■ Selected text:
## BEGIN

Turnings

Monday

  • Weekend of extended late November weather suddenly reminded everyone of the true season. It’s been deep summer for so long that many turning points to autumn passed unnoticed.  Spartina grass is almost done with seeds and beginning to shade orange-brown , for example.  Some leaves have hardly had time to begin turning colors before they were ripped down by fierce winds.
  • We think of seasons by average _ a perfect summer day, a crisp fall afternoon _ but no day is truly average.  Natural cycles are determined by far more than mere temperatures, and proceed along almost heedless of how warm or cold it may be.  On the other hand, I tend to ignore everything except how warmly I must dress.  A fault in my makeup, aggravated by our technological isolation from those cycles.  No complaints, of course.

Tuesday

While walking woods, inspecting leaf,
Each flower, mushroom, bird, and beast
Looking up, I’m struck amazed
Fields, not forests, meet my gaze.
Strolling sandy shore in dreams
Lost in fantasy’s bright gleams
A splash of wet shocks thoughtful train
When did the sunshine turn to rain?

## END

■ Data lines:
## BEGIN

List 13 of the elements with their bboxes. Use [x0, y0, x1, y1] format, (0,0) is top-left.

## END

■ Set exercise: Translate this sentence from the text on the turning seasons into Spanish: "Natural cycles are determined by far more than mere temperatures, and proceed along almost heedless of how warm or cold it may be."

■ Exercise answer: Los ciclos naturales están determinados por mucho más que las meras temperaturas, y avanzan casi sin importarles cuánto calor o frío pueda hacer.